#### [Written request]
Gather all lines in the data that hold the string "heading".

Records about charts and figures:
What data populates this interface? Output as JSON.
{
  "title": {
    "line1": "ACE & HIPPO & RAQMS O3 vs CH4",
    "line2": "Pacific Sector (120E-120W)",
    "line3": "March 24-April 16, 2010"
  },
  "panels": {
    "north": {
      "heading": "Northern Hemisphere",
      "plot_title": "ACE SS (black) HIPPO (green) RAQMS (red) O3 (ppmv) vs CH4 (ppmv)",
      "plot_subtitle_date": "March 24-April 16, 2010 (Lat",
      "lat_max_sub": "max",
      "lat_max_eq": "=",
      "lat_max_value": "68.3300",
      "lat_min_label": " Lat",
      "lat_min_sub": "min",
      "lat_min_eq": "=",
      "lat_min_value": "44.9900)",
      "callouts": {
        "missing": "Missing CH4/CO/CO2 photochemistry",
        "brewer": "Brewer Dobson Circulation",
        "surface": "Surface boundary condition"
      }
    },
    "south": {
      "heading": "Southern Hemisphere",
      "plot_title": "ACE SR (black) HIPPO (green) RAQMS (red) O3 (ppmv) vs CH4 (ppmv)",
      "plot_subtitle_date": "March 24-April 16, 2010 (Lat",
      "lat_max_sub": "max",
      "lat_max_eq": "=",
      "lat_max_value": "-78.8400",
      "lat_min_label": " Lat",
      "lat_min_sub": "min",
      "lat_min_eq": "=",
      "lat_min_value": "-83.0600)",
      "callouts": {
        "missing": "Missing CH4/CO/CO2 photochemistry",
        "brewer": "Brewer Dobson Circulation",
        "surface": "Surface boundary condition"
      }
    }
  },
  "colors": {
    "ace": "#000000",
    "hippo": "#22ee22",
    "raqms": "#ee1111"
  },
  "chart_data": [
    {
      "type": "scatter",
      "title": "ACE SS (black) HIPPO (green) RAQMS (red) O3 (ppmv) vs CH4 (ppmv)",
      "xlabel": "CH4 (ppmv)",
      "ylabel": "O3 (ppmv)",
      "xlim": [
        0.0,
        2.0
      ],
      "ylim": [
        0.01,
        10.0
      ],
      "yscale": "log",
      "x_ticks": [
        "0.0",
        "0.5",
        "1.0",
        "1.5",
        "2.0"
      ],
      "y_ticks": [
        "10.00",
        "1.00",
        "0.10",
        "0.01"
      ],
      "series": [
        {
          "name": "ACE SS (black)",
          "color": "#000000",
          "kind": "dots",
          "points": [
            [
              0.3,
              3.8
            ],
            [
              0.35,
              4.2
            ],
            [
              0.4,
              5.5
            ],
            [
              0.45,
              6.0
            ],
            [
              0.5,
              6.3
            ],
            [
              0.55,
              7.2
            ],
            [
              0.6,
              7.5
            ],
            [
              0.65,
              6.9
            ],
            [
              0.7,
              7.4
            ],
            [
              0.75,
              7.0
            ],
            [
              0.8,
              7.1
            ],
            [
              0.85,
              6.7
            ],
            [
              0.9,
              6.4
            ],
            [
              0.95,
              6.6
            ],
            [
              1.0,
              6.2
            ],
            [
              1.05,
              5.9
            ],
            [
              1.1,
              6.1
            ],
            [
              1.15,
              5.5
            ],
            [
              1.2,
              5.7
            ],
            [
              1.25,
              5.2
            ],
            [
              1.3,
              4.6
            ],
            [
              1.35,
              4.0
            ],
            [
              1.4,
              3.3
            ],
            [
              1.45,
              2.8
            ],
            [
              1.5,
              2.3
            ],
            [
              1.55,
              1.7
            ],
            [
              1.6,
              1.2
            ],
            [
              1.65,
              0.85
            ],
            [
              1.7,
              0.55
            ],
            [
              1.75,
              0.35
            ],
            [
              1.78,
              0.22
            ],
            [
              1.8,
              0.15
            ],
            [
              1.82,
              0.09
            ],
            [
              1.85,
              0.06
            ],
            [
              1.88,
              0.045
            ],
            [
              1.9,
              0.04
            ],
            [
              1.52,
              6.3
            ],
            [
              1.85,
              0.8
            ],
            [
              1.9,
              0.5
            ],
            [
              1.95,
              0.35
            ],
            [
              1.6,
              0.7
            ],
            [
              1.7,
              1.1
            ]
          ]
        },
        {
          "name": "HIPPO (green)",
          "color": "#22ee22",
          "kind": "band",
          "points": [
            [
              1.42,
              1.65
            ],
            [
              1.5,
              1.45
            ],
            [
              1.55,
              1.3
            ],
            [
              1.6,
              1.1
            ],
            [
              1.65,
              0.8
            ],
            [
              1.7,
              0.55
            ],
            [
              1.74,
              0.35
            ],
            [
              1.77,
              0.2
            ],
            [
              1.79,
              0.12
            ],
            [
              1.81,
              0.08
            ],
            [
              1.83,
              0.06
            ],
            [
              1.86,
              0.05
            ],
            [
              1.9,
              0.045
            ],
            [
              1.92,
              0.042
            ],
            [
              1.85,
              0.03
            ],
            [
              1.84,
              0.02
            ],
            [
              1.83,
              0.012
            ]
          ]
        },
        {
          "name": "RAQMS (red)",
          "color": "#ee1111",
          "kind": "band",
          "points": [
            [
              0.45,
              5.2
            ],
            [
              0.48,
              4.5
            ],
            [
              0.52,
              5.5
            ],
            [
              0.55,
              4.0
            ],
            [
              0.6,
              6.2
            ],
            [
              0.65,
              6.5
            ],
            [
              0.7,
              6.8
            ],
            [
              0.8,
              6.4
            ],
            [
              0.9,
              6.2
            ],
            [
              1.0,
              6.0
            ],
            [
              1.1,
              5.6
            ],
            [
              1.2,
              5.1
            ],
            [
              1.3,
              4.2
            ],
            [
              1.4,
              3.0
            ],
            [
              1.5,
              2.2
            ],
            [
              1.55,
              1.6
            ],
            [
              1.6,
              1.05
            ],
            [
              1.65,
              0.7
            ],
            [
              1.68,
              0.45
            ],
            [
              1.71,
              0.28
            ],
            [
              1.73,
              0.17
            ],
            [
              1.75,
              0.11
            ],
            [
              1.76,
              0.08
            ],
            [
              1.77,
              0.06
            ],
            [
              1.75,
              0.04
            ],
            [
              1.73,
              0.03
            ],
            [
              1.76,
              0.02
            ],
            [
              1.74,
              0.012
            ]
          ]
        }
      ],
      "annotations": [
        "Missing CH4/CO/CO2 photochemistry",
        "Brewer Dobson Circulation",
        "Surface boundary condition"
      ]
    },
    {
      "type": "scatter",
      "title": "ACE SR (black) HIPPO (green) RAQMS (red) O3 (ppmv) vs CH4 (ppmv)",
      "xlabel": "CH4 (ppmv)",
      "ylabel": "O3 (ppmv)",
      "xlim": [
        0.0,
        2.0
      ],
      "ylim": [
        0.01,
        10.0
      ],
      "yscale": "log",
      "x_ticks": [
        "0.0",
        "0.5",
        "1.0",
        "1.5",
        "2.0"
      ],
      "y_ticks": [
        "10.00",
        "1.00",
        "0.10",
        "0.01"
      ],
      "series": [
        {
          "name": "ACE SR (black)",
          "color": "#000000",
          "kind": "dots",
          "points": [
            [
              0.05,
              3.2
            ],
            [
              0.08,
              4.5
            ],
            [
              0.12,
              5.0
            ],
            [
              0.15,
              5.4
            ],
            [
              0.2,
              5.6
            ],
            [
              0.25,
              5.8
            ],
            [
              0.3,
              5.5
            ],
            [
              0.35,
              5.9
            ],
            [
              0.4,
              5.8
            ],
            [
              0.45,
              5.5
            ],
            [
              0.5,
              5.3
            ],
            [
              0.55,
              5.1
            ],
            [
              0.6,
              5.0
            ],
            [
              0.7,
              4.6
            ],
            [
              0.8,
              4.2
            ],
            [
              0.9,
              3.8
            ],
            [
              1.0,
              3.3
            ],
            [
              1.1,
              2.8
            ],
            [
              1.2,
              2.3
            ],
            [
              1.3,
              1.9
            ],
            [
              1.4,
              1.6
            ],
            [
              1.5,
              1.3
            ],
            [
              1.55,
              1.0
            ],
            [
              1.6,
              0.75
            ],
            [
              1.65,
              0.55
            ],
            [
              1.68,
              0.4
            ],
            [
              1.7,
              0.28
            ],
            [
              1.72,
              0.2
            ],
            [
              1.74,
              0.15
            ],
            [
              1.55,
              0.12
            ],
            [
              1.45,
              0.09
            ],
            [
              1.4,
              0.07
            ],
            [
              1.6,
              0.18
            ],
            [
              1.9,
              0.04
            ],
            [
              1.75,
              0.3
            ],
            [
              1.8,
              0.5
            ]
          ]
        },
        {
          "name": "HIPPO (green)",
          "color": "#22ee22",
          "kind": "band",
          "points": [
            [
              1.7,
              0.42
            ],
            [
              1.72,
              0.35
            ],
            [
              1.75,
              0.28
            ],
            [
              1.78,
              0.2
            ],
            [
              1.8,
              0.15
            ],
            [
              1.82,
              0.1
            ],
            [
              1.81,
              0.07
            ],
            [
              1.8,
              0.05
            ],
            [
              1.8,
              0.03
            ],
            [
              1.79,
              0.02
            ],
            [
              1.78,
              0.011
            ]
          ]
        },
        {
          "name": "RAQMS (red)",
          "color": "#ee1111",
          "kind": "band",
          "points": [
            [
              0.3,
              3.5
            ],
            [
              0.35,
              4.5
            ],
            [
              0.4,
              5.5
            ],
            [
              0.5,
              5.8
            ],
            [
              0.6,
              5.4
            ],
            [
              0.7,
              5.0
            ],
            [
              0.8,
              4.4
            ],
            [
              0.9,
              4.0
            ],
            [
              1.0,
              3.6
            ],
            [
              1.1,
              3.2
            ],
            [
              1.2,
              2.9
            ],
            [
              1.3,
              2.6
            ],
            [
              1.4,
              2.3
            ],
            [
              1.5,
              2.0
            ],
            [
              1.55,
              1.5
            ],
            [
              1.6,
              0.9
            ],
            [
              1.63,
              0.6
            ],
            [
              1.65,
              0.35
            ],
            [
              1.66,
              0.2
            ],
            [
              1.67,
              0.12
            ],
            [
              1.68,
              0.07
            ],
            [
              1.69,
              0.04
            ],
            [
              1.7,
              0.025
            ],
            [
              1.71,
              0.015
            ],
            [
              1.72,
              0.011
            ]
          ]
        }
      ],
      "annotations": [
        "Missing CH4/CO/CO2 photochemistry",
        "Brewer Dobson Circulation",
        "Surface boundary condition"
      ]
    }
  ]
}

#### [Solution for this problem]
      "heading": "Northern Hemisphere",
      "heading": "Southern Hemisphere",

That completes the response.